▽

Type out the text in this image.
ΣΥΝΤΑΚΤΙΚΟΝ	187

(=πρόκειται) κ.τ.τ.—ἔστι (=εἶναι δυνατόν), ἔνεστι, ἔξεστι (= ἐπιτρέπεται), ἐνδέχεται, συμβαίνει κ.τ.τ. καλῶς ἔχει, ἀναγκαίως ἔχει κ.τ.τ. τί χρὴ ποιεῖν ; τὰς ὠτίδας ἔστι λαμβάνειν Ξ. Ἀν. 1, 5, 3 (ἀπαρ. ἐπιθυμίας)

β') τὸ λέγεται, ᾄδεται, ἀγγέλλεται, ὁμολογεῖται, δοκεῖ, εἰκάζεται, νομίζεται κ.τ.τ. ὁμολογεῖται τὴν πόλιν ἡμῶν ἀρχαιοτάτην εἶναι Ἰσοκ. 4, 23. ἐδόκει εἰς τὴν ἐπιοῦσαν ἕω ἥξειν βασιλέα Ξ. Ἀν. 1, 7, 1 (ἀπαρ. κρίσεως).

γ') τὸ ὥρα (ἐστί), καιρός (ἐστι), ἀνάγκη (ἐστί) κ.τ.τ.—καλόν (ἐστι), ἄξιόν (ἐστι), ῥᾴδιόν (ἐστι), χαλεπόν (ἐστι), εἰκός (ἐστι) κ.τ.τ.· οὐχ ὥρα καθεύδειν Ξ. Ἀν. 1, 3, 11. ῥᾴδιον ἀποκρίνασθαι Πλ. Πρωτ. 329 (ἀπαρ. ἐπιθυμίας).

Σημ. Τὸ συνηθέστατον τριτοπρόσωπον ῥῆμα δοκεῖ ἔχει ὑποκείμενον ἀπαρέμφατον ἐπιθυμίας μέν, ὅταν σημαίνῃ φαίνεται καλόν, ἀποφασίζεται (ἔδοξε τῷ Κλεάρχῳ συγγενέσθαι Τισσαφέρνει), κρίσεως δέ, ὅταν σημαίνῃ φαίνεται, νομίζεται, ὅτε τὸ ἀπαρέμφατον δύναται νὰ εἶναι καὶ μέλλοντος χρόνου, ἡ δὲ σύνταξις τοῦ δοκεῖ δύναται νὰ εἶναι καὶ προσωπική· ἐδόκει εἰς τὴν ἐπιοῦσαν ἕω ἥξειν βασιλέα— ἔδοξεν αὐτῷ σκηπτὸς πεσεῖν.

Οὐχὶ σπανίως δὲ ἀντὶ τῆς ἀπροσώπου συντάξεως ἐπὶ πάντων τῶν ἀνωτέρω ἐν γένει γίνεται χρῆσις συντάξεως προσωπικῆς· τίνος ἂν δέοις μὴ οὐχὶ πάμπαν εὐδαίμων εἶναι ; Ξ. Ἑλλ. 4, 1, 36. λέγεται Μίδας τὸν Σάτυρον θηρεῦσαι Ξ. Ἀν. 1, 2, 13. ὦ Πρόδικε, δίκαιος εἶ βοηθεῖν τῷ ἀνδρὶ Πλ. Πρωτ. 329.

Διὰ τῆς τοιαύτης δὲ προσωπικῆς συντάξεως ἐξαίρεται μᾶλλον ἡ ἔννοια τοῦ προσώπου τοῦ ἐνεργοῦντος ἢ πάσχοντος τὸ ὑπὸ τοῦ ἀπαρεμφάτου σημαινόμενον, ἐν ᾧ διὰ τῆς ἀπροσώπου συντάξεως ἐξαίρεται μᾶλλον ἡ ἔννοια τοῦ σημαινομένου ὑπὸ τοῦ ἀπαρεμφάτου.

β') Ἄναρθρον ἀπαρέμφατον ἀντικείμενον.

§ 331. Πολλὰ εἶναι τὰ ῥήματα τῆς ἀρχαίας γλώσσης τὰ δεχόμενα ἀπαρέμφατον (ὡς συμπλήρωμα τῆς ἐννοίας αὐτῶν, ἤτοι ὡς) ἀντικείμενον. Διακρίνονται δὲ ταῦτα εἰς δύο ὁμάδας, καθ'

△

What the task asks.
Return every record, word for word.

Result.
Type out the text in this image.
ΣΥΝΤΑΚΤΙΚΟΝ	187

(=πρόκειται) κ.τ.τ.—ἔστι (=εἶναι δυνατόν), ἔνεστι, ἔξεστι (= ἐπιτρέπεται), ἐνδέχεται, συμβαίνει κ.τ.τ. καλῶς ἔχει, ἀναγκαίως ἔχει κ.τ.τ. τί χρὴ ποιεῖν ; τὰς ὠτίδας ἔστι λαμβάνειν Ξ. Ἀν. 1, 5, 3 (ἀπαρ. ἐπιθυμίας)

β') τὸ λέγεται, ᾄδεται, ἀγγέλλεται, ὁμολογεῖται, δοκεῖ, εἰκάζεται, νομίζεται κ.τ.τ. ὁμολογεῖται τὴν πόλιν ἡμῶν ἀρχαιοτάτην εἶναι Ἰσοκ. 4, 23. ἐδόκει εἰς τὴν ἐπιοῦσαν ἕω ἥξειν βασιλέα Ξ. Ἀν. 1, 7, 1 (ἀπαρ. κρίσεως).

γ') τὸ ὥρα (ἐστί), καιρός (ἐστι), ἀνάγκη (ἐστί) κ.τ.τ.—καλόν (ἐστι), ἄξιόν (ἐστι), ῥᾴδιόν (ἐστι), χαλεπόν (ἐστι), εἰκός (ἐστι) κ.τ.τ.· οὐχ ὥρα καθεύδειν Ξ. Ἀν. 1, 3, 11. ῥᾴδιον ἀποκρίνασθαι Πλ. Πρωτ. 329 (ἀπαρ. ἐπιθυμίας).

Σημ. Τὸ συνηθέστατον τριτοπρόσωπον ῥῆμα δοκεῖ ἔχει ὑποκείμενον ἀπαρέμφατον ἐπιθυμίας μέν, ὅταν σημαίνῃ φαίνεται καλόν, ἀποφασίζεται (ἔδοξε τῷ Κλεάρχῳ συγγενέσθαι Τισσαφέρνει), κρίσεως δέ, ὅταν σημαίνῃ φαίνεται, νομίζεται, ὅτε τὸ ἀπαρέμφατον δύναται νὰ εἶναι καὶ μέλλοντος χρόνου, ἡ δὲ σύνταξις τοῦ δοκεῖ δύναται νὰ εἶναι καὶ προσωπική· ἐδόκει εἰς τὴν ἐπιοῦσαν ἕω ἥξειν βασιλέα— ἔδοξεν αὐτῷ σκηπτὸς πεσεῖν.

Οὐχὶ σπανίως δὲ ἀντὶ τῆς ἀπροσώπου συντάξεως ἐπὶ πάντων τῶν ἀνωτέρω ἐν γένει γίνεται χρῆσις συντάξεως προσωπικῆς· τίνος ἂν δέοις μὴ οὐχὶ πάμπαν εὐδαίμων εἶναι ; Ξ. Ἑλλ. 4, 1, 36. λέγεται Μίδας τὸν Σάτυρον θηρεῦσαι Ξ. Ἀν. 1, 2, 13. ὦ Πρόδικε, δίκαιος εἶ βοηθεῖν τῷ ἀνδρὶ Πλ. Πρωτ. 329.

Διὰ τῆς τοιαύτης δὲ προσωπικῆς συντάξεως ἐξαίρεται μᾶλλον ἡ ἔννοια τοῦ προσώπου τοῦ ἐνεργοῦντος ἢ πάσχοντος τὸ ὑπὸ τοῦ ἀπαρεμφάτου σημαινόμενον, ἐν ᾧ διὰ τῆς ἀπροσώπου συντάξεως ἐξαίρεται μᾶλλον ἡ ἔννοια τοῦ σημαινομένου ὑπὸ τοῦ ἀπαρεμφάτου.

β') Ἄναρθρον ἀπαρέμφατον ἀντικείμενον.

§ 331. Πολλὰ εἶναι τὰ ῥήματα τῆς ἀρχαίας γλώσσης τὰ δεχόμενα ἀπαρέμφατον (ὡς συμπλήρωμα τῆς ἐννοίας αὐτῶν, ἤτοι ὡς) ἀντικείμενον. Διακρίνονται δὲ ταῦτα εἰς δύο ὁμάδας, καθ'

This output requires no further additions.